═══ Items ═══
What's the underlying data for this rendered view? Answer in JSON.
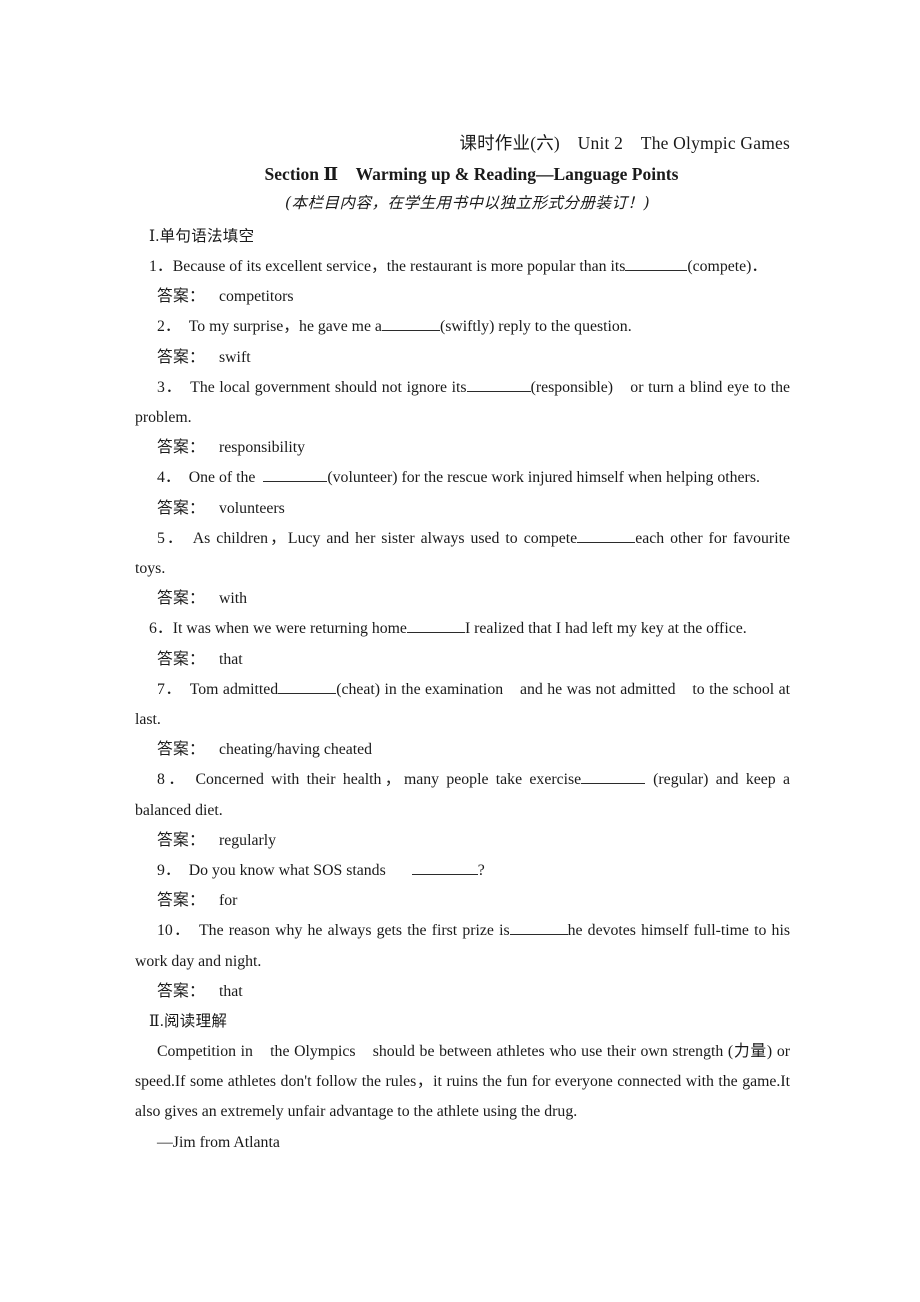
{
  "header": {
    "title": "课时作业(六)　Unit 2　The Olympic Games",
    "subtitle": "Section Ⅱ　Warming up & Reading—Language Points",
    "note": "(本栏目内容，在学生用书中以独立形式分册装订！)"
  },
  "sections": [
    {
      "heading": "Ⅰ.单句语法填空",
      "answer_label": "答案：",
      "items": [
        {
          "number": "1．",
          "text_before": "Because of its excellent service，the restaurant is more popular than its",
          "text_after": "(compete)．",
          "answer": "competitors"
        },
        {
          "number": "2．",
          "text_before": "To my surprise，he gave me a",
          "text_after": "(swiftly) reply to the question.",
          "answer": "swift"
        },
        {
          "number": "3．",
          "text_before": "The local government should not ignore its",
          "text_after": "(responsible)　or turn a blind eye to the problem.",
          "answer": "responsibility"
        },
        {
          "number": "4．",
          "text_before": "One of the",
          "text_after": "(volunteer) for the rescue work injured himself when helping others.",
          "answer": "volunteers"
        },
        {
          "number": "5．",
          "text_before": "As children，Lucy and her sister always used to compete",
          "text_after": "each other for favourite toys.",
          "answer": "with"
        },
        {
          "number": "6．",
          "text_before": "It was when we were returning home",
          "text_after": "I realized that I had left my key at the office.",
          "answer": "that"
        },
        {
          "number": "7．",
          "text_before": "Tom admitted",
          "text_after": "(cheat) in the examination　and he was not admitted　to the school at last.",
          "answer": "cheating/having cheated"
        },
        {
          "number": "8．",
          "text_before": "Concerned with their health，many people take exercise",
          "text_after": "(regular) and keep a balanced diet.",
          "answer": "regularly"
        },
        {
          "number": "9．",
          "text_before": "Do you know what SOS stands",
          "text_after": "?",
          "answer": "for"
        },
        {
          "number": "10．",
          "text_before": "The reason why he always gets the first prize is",
          "text_after": "he devotes himself full-time to his work day and night.",
          "answer": "that"
        }
      ]
    },
    {
      "heading": "Ⅱ.阅读理解",
      "passage": "Competition in　the Olympics　should be between athletes who use their own strength (力量) or speed.If some athletes don't follow the rules，it ruins the fun for everyone connected with the game.It also gives an extremely unfair advantage to the athlete using the drug.",
      "attribution": "—Jim from Atlanta"
    }
  ]
}
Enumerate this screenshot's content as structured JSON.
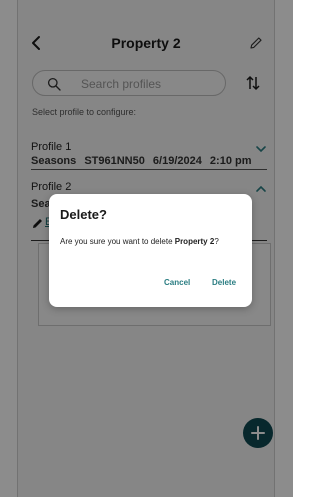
{
  "header": {
    "title": "Property 2"
  },
  "search": {
    "placeholder": "Search profiles",
    "value": ""
  },
  "hint": "Select profile to configure:",
  "profiles": [
    {
      "name": "Profile 1",
      "mode": "Seasons",
      "device": "ST961NN50",
      "date": "6/19/2024",
      "time": "2:10 pm",
      "expanded": false
    },
    {
      "name": "Profile 2",
      "mode_partial": "Sea",
      "edit_partial": "E",
      "expanded": true
    }
  ],
  "dialog": {
    "title": "Delete?",
    "message_prefix": "Are you sure you want to delete ",
    "message_target": "Property 2",
    "message_suffix": "?",
    "cancel_label": "Cancel",
    "delete_label": "Delete"
  },
  "colors": {
    "accent": "#2a7d82",
    "fab": "#0f4a52",
    "scrim": "rgba(0,0,0,0.45)"
  },
  "icons": {
    "back": "chevron-left-icon",
    "edit": "pencil-icon",
    "search": "search-icon",
    "sort": "sort-icon",
    "expand": "chevron-down-icon",
    "collapse": "chevron-up-icon",
    "add": "plus-icon"
  }
}
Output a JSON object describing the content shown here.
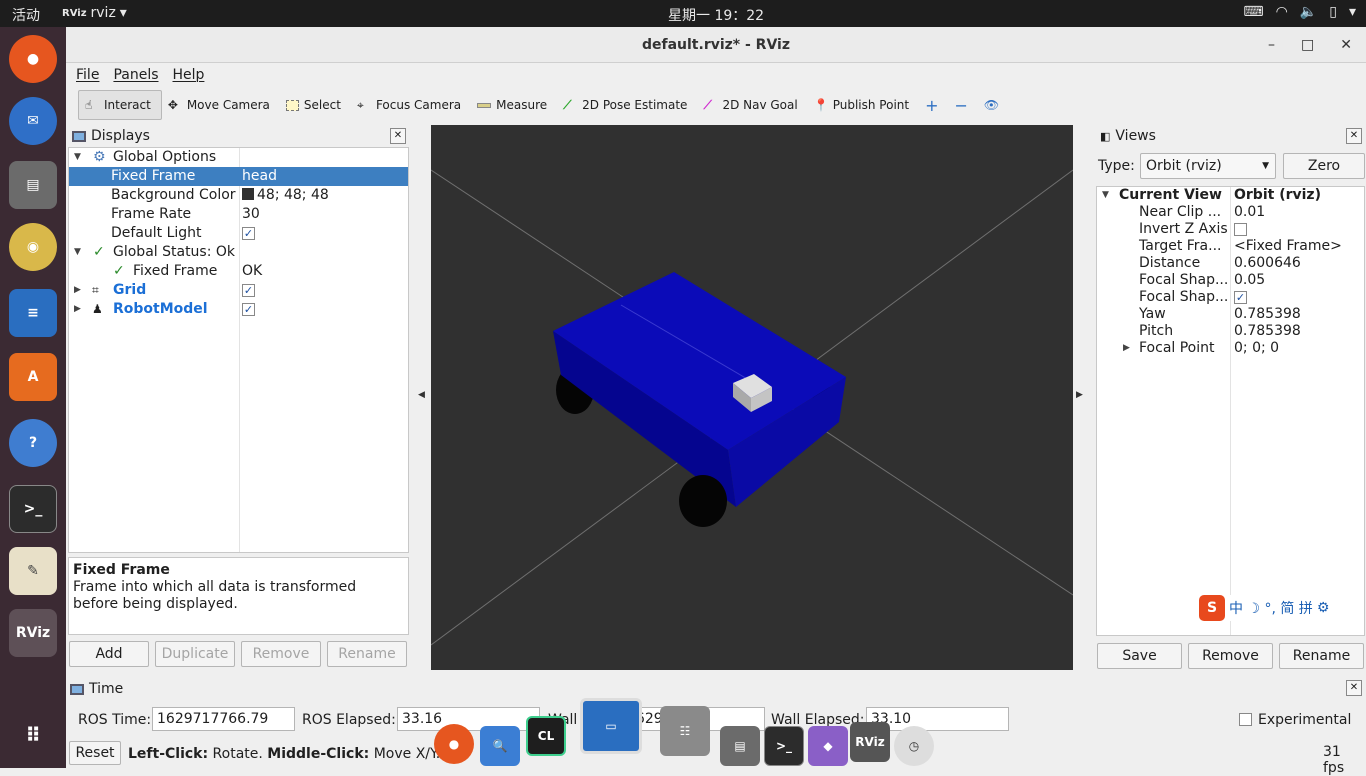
{
  "topbar": {
    "activities": "活动",
    "app_name": "rviz",
    "app_logo": "RViz",
    "clock": "星期一 19：22",
    "tray_icons": [
      "keyboard-icon",
      "wifi-icon",
      "volume-icon",
      "battery-icon",
      "power-menu-icon"
    ]
  },
  "dock": {
    "items": [
      "firefox-icon",
      "thunderbird-icon",
      "files-icon",
      "rhythmbox-icon",
      "writer-icon",
      "software-icon",
      "help-icon",
      "terminal-icon",
      "editor-icon",
      "rviz-icon",
      "app-grid-icon"
    ],
    "rviz_label": "RViz"
  },
  "window": {
    "title": "default.rviz* - RViz",
    "controls": {
      "minimize": "–",
      "maximize": "□",
      "close": "✕"
    }
  },
  "menu": {
    "file": "File",
    "panels": "Panels",
    "help": "Help"
  },
  "toolbar": {
    "interact": "Interact",
    "move_camera": "Move Camera",
    "select": "Select",
    "focus_camera": "Focus Camera",
    "measure": "Measure",
    "pose_estimate": "2D Pose Estimate",
    "nav_goal": "2D Nav Goal",
    "publish_point": "Publish Point",
    "plus": "+",
    "minus": "−",
    "eye": "👁"
  },
  "displays": {
    "title": "Displays",
    "rows": {
      "global_options": "Global Options",
      "fixed_frame_k": "Fixed Frame",
      "fixed_frame_v": "head",
      "bg_color_k": "Background Color",
      "bg_color_v": "48; 48; 48",
      "frame_rate_k": "Frame Rate",
      "frame_rate_v": "30",
      "default_light_k": "Default Light",
      "global_status": "Global Status: Ok",
      "status_fixed_frame_k": "Fixed Frame",
      "status_fixed_frame_v": "OK",
      "grid": "Grid",
      "robot_model": "RobotModel"
    },
    "description": {
      "title": "Fixed Frame",
      "text": "Frame into which all data is transformed before being displayed."
    },
    "buttons": {
      "add": "Add",
      "duplicate": "Duplicate",
      "remove": "Remove",
      "rename": "Rename"
    }
  },
  "views": {
    "title": "Views",
    "type_label": "Type:",
    "type_value": "Orbit (rviz)",
    "zero": "Zero",
    "rows": {
      "current_view_k": "Current View",
      "current_view_v": "Orbit (rviz)",
      "near_clip_k": "Near Clip ...",
      "near_clip_v": "0.01",
      "invert_z_k": "Invert Z Axis",
      "target_frame_k": "Target Fra...",
      "target_frame_v": "<Fixed Frame>",
      "distance_k": "Distance",
      "distance_v": "0.600646",
      "focal_shape1_k": "Focal Shap...",
      "focal_shape1_v": "0.05",
      "focal_shape2_k": "Focal Shap...",
      "yaw_k": "Yaw",
      "yaw_v": "0.785398",
      "pitch_k": "Pitch",
      "pitch_v": "0.785398",
      "focal_point_k": "Focal Point",
      "focal_point_v": "0; 0; 0"
    },
    "ime_bar": "中 ☽ °, 简 拼",
    "buttons": {
      "save": "Save",
      "remove": "Remove",
      "rename": "Rename"
    }
  },
  "time": {
    "title": "Time",
    "ros_time_label": "ROS Time:",
    "ros_time": "1629717766.79",
    "ros_elapsed_label": "ROS Elapsed:",
    "ros_elapsed": "33.16",
    "wall_label": "Wall",
    "wall_time": "1629.....82",
    "wall_elapsed_label": "Wall Elapsed:",
    "wall_elapsed": "33.10",
    "experimental": "Experimental",
    "reset": "Reset",
    "hint_bold1": "Left-Click:",
    "hint1": " Rotate. ",
    "hint_bold2": "Middle-Click:",
    "hint2": " Move X/Y. R",
    "hint3": "...Whe...M",
    "fps": "31 fps"
  },
  "colors": {
    "robot_body": "#0a0ab4",
    "background": "#303030",
    "selection": "#3d7fc1",
    "dock": "#3b2a33"
  }
}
═══
§ Exercise description
Find every line that holds "work" and copy it.

§ Task result
          "text_after": "(volunteer) for the rescue work injured himself when helping others.",
          "text_after": "he devotes himself full-time to his work day and night.",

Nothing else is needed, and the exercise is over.